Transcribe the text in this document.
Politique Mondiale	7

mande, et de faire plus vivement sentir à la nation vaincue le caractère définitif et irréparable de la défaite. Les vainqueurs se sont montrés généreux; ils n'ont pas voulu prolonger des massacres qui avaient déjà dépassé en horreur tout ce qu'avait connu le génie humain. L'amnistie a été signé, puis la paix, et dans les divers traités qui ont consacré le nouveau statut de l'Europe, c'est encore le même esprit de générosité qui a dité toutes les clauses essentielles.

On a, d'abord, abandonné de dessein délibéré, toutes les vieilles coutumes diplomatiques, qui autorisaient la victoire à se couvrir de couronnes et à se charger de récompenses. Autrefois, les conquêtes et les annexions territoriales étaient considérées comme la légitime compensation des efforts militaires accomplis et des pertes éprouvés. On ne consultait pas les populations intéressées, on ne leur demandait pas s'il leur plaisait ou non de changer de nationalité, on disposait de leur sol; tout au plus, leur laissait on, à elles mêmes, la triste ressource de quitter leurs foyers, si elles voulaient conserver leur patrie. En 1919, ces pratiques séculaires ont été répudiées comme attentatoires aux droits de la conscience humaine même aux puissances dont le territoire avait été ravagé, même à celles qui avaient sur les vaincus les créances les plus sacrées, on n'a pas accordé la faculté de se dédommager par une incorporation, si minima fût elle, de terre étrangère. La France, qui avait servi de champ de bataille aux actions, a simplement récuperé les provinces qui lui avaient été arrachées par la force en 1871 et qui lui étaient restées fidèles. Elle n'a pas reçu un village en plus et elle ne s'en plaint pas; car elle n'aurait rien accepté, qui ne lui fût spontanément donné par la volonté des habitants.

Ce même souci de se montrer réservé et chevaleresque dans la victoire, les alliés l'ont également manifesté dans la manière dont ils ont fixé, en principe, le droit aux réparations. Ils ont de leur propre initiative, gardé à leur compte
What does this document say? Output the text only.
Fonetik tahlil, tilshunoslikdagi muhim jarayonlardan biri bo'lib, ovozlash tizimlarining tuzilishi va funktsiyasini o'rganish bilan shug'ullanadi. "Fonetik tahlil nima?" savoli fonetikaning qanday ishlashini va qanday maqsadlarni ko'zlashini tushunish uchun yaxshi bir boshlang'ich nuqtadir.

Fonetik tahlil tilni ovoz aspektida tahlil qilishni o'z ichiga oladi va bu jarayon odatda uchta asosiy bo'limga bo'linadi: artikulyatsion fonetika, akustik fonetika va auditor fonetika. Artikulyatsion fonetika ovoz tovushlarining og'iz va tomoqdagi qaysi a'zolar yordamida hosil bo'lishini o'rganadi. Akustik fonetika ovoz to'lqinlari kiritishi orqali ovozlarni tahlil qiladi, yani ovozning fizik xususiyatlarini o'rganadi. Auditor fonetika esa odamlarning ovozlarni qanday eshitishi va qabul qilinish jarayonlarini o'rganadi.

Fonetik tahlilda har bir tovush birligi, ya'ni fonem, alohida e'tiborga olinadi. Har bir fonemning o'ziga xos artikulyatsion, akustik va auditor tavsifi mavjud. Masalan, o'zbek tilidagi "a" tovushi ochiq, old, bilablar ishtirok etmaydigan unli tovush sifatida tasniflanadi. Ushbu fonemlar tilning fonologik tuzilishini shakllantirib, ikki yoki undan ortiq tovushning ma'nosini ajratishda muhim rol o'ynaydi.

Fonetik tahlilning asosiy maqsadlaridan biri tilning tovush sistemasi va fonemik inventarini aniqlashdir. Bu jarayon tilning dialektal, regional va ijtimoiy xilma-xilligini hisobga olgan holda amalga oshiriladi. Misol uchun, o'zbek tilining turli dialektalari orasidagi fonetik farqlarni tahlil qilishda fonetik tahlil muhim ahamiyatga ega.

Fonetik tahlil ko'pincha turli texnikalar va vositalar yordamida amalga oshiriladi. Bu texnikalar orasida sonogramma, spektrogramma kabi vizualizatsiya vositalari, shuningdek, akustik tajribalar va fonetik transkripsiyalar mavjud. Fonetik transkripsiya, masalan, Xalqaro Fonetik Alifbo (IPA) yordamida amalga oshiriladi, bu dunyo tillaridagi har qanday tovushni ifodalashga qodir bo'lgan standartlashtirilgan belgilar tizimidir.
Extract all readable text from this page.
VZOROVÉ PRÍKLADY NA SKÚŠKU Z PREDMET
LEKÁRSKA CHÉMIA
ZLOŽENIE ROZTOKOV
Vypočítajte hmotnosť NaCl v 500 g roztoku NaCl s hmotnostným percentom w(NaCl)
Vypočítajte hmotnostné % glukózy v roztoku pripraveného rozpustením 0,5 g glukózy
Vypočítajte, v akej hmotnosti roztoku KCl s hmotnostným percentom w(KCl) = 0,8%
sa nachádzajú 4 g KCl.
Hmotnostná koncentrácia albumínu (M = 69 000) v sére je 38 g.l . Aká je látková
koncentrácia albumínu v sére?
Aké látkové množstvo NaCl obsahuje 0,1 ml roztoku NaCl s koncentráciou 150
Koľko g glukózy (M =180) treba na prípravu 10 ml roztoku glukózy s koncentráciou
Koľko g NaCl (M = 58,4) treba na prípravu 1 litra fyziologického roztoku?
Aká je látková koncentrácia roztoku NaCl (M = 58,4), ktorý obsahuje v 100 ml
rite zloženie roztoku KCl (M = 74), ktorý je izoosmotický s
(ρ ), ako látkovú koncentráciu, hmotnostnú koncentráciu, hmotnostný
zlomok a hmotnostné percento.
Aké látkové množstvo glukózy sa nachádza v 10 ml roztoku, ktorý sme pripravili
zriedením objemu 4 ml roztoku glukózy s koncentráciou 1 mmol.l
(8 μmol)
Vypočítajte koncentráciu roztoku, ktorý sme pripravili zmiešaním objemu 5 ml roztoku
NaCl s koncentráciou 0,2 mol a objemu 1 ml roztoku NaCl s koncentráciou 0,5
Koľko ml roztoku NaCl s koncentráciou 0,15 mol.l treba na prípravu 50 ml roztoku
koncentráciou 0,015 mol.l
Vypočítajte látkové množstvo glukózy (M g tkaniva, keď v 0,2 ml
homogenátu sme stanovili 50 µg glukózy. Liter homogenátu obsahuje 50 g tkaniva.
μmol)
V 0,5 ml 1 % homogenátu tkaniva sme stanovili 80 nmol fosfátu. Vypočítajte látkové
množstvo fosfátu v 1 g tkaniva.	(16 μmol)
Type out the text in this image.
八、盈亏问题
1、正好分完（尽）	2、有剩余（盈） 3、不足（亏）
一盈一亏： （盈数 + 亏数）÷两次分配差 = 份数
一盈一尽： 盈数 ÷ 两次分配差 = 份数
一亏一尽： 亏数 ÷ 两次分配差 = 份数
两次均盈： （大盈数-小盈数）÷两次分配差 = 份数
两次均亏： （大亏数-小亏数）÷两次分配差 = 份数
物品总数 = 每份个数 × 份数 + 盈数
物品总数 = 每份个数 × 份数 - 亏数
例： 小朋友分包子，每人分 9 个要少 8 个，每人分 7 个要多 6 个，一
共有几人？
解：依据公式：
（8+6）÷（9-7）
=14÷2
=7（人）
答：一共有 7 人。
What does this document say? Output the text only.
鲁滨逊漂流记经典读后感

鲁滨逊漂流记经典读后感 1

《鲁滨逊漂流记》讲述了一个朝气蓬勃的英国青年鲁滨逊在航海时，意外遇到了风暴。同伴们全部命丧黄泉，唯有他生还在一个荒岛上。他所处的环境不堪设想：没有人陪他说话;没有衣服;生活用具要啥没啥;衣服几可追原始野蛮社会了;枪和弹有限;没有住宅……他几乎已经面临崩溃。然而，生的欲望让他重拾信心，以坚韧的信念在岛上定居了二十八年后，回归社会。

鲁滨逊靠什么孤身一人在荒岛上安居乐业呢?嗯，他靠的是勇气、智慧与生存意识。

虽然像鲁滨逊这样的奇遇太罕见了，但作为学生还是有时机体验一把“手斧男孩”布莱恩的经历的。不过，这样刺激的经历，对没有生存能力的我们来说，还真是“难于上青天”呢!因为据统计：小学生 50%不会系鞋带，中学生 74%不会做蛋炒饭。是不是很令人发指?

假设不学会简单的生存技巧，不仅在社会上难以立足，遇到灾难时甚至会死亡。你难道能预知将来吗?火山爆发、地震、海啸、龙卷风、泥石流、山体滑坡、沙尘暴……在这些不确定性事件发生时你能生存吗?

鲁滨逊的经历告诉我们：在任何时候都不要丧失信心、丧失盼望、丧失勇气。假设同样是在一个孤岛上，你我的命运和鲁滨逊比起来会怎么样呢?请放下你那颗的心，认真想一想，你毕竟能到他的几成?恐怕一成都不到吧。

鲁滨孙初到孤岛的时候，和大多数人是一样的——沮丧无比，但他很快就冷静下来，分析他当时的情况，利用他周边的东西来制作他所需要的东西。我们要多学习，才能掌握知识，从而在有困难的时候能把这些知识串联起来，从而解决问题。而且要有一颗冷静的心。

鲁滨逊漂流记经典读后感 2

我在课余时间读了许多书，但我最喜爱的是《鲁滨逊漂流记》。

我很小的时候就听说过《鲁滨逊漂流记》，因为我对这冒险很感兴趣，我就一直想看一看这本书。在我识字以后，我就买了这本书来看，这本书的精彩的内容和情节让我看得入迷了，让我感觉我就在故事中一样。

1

------------------------------------

▶ [EXERCISE DESCRIPTION]
Which lines hold the word "tkaniva"? Copy every one of them.

▶ [WORKED ANSWER]
Vypočítajte látkové množstvo glukózy (M g tkaniva, keď v 0,2 ml
homogenátu sme stanovili 50 µg glukózy. Liter homogenátu obsahuje 50 g tkaniva.
V 0,5 ml 1 % homogenátu tkaniva sme stanovili 80 nmol fosfátu. Vypočítajte látkové
množstvo fosfátu v 1 g tkaniva.	(16 μmol)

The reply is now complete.